GOAL OF THE EXERCISE: Would you return the complete listing below word for word?
----
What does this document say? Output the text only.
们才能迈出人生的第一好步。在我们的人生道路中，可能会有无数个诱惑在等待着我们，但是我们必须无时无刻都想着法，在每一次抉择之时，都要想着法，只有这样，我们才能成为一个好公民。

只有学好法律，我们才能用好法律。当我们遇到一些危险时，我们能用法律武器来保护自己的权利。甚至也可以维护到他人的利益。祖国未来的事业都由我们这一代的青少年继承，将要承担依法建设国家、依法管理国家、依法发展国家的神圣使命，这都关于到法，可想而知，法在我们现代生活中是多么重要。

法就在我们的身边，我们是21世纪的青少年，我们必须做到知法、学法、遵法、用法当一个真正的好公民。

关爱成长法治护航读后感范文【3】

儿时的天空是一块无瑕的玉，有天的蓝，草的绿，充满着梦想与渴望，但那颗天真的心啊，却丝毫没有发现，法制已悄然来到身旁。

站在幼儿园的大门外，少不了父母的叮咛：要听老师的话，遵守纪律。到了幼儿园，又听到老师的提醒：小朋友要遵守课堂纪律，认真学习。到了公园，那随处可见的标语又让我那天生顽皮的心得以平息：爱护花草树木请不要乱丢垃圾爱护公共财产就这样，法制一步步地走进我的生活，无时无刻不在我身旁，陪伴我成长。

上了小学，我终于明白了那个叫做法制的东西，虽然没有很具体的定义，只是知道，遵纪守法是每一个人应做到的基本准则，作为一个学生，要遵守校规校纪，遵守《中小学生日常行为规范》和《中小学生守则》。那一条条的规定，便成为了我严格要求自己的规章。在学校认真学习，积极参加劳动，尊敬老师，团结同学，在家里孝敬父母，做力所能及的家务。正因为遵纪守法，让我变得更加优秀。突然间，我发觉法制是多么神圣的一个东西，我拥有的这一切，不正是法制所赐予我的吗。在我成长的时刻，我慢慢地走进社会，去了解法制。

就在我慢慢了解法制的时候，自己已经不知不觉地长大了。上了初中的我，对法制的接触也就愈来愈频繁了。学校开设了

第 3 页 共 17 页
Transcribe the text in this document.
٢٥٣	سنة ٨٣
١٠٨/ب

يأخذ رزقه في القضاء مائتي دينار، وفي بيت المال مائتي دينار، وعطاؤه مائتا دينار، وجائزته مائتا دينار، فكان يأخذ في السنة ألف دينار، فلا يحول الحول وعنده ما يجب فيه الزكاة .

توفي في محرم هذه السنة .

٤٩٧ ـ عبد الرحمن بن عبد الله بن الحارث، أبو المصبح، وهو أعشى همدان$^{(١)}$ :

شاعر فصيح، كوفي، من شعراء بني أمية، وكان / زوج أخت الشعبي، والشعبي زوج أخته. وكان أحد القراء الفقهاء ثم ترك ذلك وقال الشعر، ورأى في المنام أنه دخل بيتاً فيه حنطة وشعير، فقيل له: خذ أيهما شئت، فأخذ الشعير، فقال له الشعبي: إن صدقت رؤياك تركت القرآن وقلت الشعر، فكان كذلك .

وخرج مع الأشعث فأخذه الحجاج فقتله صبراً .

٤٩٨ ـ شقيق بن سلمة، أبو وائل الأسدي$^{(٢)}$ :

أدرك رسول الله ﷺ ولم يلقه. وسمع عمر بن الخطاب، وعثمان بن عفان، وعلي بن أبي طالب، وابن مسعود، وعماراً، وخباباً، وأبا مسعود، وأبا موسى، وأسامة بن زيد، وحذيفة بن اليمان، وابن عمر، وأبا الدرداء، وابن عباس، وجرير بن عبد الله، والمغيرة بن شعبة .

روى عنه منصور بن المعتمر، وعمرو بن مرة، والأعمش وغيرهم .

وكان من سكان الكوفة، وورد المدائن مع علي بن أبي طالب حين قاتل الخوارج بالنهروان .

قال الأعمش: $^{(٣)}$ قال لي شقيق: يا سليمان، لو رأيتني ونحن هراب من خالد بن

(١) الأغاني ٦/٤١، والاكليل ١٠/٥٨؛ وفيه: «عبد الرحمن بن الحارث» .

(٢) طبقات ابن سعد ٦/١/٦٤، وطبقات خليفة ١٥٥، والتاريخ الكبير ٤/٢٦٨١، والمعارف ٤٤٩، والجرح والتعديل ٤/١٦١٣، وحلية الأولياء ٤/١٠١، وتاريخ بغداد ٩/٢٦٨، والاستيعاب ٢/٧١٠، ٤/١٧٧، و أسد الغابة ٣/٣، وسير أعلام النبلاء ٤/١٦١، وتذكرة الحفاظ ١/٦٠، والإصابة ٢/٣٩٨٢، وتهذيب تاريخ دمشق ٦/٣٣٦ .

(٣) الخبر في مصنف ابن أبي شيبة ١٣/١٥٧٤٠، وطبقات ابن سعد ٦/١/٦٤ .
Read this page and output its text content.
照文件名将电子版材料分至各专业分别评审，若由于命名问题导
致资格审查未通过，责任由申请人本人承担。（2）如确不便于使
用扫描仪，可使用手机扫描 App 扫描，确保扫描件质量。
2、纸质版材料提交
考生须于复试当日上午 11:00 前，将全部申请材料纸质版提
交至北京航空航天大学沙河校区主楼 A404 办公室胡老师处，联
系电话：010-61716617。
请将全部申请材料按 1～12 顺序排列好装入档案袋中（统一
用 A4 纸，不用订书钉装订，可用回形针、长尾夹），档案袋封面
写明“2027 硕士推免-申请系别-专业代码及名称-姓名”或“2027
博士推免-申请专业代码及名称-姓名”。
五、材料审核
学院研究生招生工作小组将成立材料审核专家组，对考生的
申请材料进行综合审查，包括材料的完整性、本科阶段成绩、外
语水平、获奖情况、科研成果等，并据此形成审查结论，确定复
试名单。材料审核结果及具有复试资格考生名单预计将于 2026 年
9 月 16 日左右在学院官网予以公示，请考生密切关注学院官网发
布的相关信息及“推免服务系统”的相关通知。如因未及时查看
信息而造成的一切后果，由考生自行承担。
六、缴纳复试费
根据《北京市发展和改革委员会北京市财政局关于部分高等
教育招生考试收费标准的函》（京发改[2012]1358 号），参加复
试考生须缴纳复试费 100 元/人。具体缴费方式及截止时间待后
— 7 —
----
EXERCISE RESULT:
What does this document say? Output the text only.
们才能迈出人生的第一好步。在我们的人生道路中，可能会有无数个诱惑在等待着我们，但是我们必须无时无刻都想着法，在每一次抉择之时，都要想着法，只有这样，我们才能成为一个好公民。

只有学好法律，我们才能用好法律。当我们遇到一些危险时，我们能用法律武器来保护自己的权利。甚至也可以维护到他人的利益。祖国未来的事业都由我们这一代的青少年继承，将要承担依法建设国家、依法管理国家、依法发展国家的神圣使命，这都关于到法，可想而知，法在我们现代生活中是多么重要。

法就在我们的身边，我们是21世纪的青少年，我们必须做到知法、学法、遵法、用法当一个真正的好公民。

关爱成长法治护航读后感范文【3】

儿时的天空是一块无瑕的玉，有天的蓝，草的绿，充满着梦想与渴望，但那颗天真的心啊，却丝毫没有发现，法制已悄然来到身旁。

站在幼儿园的大门外，少不了父母的叮咛：要听老师的话，遵守纪律。到了幼儿园，又听到老师的提醒：小朋友要遵守课堂纪律，认真学习。到了公园，那随处可见的标语又让我那天生顽皮的心得以平息：爱护花草树木请不要乱丢垃圾爱护公共财产就这样，法制一步步地走进我的生活，无时无刻不在我身旁，陪伴我成长。

上了小学，我终于明白了那个叫做法制的东西，虽然没有很具体的定义，只是知道，遵纪守法是每一个人应做到的基本准则，作为一个学生，要遵守校规校纪，遵守《中小学生日常行为规范》和《中小学生守则》。那一条条的规定，便成为了我严格要求自己的规章。在学校认真学习，积极参加劳动，尊敬老师，团结同学，在家里孝敬父母，做力所能及的家务。正因为遵纪守法，让我变得更加优秀。突然间，我发觉法制是多么神圣的一个东西，我拥有的这一切，不正是法制所赐予我的吗。在我成长的时刻，我慢慢地走进社会，去了解法制。

就在我慢慢了解法制的时候，自己已经不知不觉地长大了。上了初中的我，对法制的接触也就愈来愈频繁了。学校开设了

第 3 页 共 17 页
Transcribe the text in this document.
٢٥٣	سنة ٨٣
١٠٨/ب

يأخذ رزقه في القضاء مائتي دينار، وفي بيت المال مائتي دينار، وعطاؤه مائتا دينار، وجائزته مائتا دينار، فكان يأخذ في السنة ألف دينار، فلا يحول الحول وعنده ما يجب فيه الزكاة .

توفي في محرم هذه السنة .

٤٩٧ ـ عبد الرحمن بن عبد الله بن الحارث، أبو المصبح، وهو أعشى همدان$^{(١)}$ :

شاعر فصيح، كوفي، من شعراء بني أمية، وكان / زوج أخت الشعبي، والشعبي زوج أخته. وكان أحد القراء الفقهاء ثم ترك ذلك وقال الشعر، ورأى في المنام أنه دخل بيتاً فيه حنطة وشعير، فقيل له: خذ أيهما شئت، فأخذ الشعير، فقال له الشعبي: إن صدقت رؤياك تركت القرآن وقلت الشعر، فكان كذلك .

وخرج مع الأشعث فأخذه الحجاج فقتله صبراً .

٤٩٨ ـ شقيق بن سلمة، أبو وائل الأسدي$^{(٢)}$ :

أدرك رسول الله ﷺ ولم يلقه. وسمع عمر بن الخطاب، وعثمان بن عفان، وعلي بن أبي طالب، وابن مسعود، وعماراً، وخباباً، وأبا مسعود، وأبا موسى، وأسامة بن زيد، وحذيفة بن اليمان، وابن عمر، وأبا الدرداء، وابن عباس، وجرير بن عبد الله، والمغيرة بن شعبة .

روى عنه منصور بن المعتمر، وعمرو بن مرة، والأعمش وغيرهم .

وكان من سكان الكوفة، وورد المدائن مع علي بن أبي طالب حين قاتل الخوارج بالنهروان .

قال الأعمش: $^{(٣)}$ قال لي شقيق: يا سليمان، لو رأيتني ونحن هراب من خالد بن

(١) الأغاني ٦/٤١، والاكليل ١٠/٥٨؛ وفيه: «عبد الرحمن بن الحارث» .

(٢) طبقات ابن سعد ٦/١/٦٤، وطبقات خليفة ١٥٥، والتاريخ الكبير ٤/٢٦٨١، والمعارف ٤٤٩، والجرح والتعديل ٤/١٦١٣، وحلية الأولياء ٤/١٠١، وتاريخ بغداد ٩/٢٦٨، والاستيعاب ٢/٧١٠، ٤/١٧٧، و أسد الغابة ٣/٣، وسير أعلام النبلاء ٤/١٦١، وتذكرة الحفاظ ١/٦٠، والإصابة ٢/٣٩٨٢، وتهذيب تاريخ دمشق ٦/٣٣٦ .

(٣) الخبر في مصنف ابن أبي شيبة ١٣/١٥٧٤٠، وطبقات ابن سعد ٦/١/٦٤ .
Read this page and output its text content.
照文件名将电子版材料分至各专业分别评审，若由于命名问题导
致资格审查未通过，责任由申请人本人承担。（2）如确不便于使
用扫描仪，可使用手机扫描 App 扫描，确保扫描件质量。
2、纸质版材料提交
考生须于复试当日上午 11:00 前，将全部申请材料纸质版提
交至北京航空航天大学沙河校区主楼 A404 办公室胡老师处，联
系电话：010-61716617。
请将全部申请材料按 1～12 顺序排列好装入档案袋中（统一
用 A4 纸，不用订书钉装订，可用回形针、长尾夹），档案袋封面
写明“2027 硕士推免-申请系别-专业代码及名称-姓名”或“2027
博士推免-申请专业代码及名称-姓名”。
五、材料审核
学院研究生招生工作小组将成立材料审核专家组，对考生的
申请材料进行综合审查，包括材料的完整性、本科阶段成绩、外
语水平、获奖情况、科研成果等，并据此形成审查结论，确定复
试名单。材料审核结果及具有复试资格考生名单预计将于 2026 年
9 月 16 日左右在学院官网予以公示，请考生密切关注学院官网发
布的相关信息及“推免服务系统”的相关通知。如因未及时查看
信息而造成的一切后果，由考生自行承担。
六、缴纳复试费
根据《北京市发展和改革委员会北京市财政局关于部分高等
教育招生考试收费标准的函》（京发改[2012]1358 号），参加复
试考生须缴纳复试费 100 元/人。具体缴费方式及截止时间待后
— 7 —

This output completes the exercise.